**Entries supplied**

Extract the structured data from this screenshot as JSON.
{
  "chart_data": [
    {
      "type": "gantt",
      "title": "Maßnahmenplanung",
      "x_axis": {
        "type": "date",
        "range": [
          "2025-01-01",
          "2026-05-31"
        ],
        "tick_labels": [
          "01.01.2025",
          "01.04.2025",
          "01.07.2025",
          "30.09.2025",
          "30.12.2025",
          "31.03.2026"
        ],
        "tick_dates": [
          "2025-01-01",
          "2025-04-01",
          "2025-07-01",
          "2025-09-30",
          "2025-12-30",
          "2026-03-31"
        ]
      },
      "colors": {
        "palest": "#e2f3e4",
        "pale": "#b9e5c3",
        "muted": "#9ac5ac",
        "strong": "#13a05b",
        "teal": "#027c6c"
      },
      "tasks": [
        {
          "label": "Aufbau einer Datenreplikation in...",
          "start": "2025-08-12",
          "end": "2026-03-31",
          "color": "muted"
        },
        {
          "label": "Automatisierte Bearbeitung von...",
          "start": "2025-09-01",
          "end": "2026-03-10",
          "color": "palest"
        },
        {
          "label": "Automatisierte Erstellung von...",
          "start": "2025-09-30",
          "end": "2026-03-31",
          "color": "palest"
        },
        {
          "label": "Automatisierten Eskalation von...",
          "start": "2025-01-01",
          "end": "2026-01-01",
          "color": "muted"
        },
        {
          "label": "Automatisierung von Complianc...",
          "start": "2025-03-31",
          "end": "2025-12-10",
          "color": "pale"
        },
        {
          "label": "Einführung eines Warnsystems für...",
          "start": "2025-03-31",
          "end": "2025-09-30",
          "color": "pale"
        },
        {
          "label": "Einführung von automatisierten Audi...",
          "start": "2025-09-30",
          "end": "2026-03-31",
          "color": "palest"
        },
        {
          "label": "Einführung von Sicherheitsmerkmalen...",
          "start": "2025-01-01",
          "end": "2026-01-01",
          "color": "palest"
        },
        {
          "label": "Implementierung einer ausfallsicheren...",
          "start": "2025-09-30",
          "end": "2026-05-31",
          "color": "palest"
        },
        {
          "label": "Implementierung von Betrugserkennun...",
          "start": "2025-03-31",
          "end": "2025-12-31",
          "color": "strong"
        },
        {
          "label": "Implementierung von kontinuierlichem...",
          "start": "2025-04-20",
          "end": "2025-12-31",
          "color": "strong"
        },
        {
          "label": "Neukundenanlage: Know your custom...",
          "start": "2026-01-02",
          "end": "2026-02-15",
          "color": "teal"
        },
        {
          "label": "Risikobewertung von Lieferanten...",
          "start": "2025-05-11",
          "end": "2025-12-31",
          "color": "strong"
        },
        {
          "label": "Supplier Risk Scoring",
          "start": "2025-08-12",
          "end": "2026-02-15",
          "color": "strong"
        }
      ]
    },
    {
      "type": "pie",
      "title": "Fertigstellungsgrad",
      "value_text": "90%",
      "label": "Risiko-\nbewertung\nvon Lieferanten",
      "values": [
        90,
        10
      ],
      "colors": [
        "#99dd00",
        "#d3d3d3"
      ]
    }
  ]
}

**Given request**
Repeat the records exactly, including every line.

**Exercise output**
Extract the structured data from this screenshot as JSON.
{
  "chart_data": [
    {
      "type": "gantt",
      "title": "Maßnahmenplanung",
      "x_axis": {
        "type": "date",
        "range": [
          "2025-01-01",
          "2026-05-31"
        ],
        "tick_labels": [
          "01.01.2025",
          "01.04.2025",
          "01.07.2025",
          "30.09.2025",
          "30.12.2025",
          "31.03.2026"
        ],
        "tick_dates": [
          "2025-01-01",
          "2025-04-01",
          "2025-07-01",
          "2025-09-30",
          "2025-12-30",
          "2026-03-31"
        ]
      },
      "colors": {
        "palest": "#e2f3e4",
        "pale": "#b9e5c3",
        "muted": "#9ac5ac",
        "strong": "#13a05b",
        "teal": "#027c6c"
      },
      "tasks": [
        {
          "label": "Aufbau einer Datenreplikation in...",
          "start": "2025-08-12",
          "end": "2026-03-31",
          "color": "muted"
        },
        {
          "label": "Automatisierte Bearbeitung von...",
          "start": "2025-09-01",
          "end": "2026-03-10",
          "color": "palest"
        },
        {
          "label": "Automatisierte Erstellung von...",
          "start": "2025-09-30",
          "end": "2026-03-31",
          "color": "palest"
        },
        {
          "label": "Automatisierten Eskalation von...",
          "start": "2025-01-01",
          "end": "2026-01-01",
          "color": "muted"
        },
        {
          "label": "Automatisierung von Complianc...",
          "start": "2025-03-31",
          "end": "2025-12-10",
          "color": "pale"
        },
        {
          "label": "Einführung eines Warnsystems für...",
          "start": "2025-03-31",
          "end": "2025-09-30",
          "color": "pale"
        },
        {
          "label": "Einführung von automatisierten Audi...",
          "start": "2025-09-30",
          "end": "2026-03-31",
          "color": "palest"
        },
        {
          "label": "Einführung von Sicherheitsmerkmalen...",
          "start": "2025-01-01",
          "end": "2026-01-01",
          "color": "palest"
        },
        {
          "label": "Implementierung einer ausfallsicheren...",
          "start": "2025-09-30",
          "end": "2026-05-31",
          "color": "palest"
        },
        {
          "label": "Implementierung von Betrugserkennun...",
          "start": "2025-03-31",
          "end": "2025-12-31",
          "color": "strong"
        },
        {
          "label": "Implementierung von kontinuierlichem...",
          "start": "2025-04-20",
          "end": "2025-12-31",
          "color": "strong"
        },
        {
          "label": "Neukundenanlage: Know your custom...",
          "start": "2026-01-02",
          "end": "2026-02-15",
          "color": "teal"
        },
        {
          "label": "Risikobewertung von Lieferanten...",
          "start": "2025-05-11",
          "end": "2025-12-31",
          "color": "strong"
        },
        {
          "label": "Supplier Risk Scoring",
          "start": "2025-08-12",
          "end": "2026-02-15",
          "color": "strong"
        }
      ]
    },
    {
      "type": "pie",
      "title": "Fertigstellungsgrad",
      "value_text": "90%",
      "label": "Risiko-\nbewertung\nvon Lieferanten",
      "values": [
        90,
        10
      ],
      "colors": [
        "#99dd00",
        "#d3d3d3"
      ]
    }
  ]
}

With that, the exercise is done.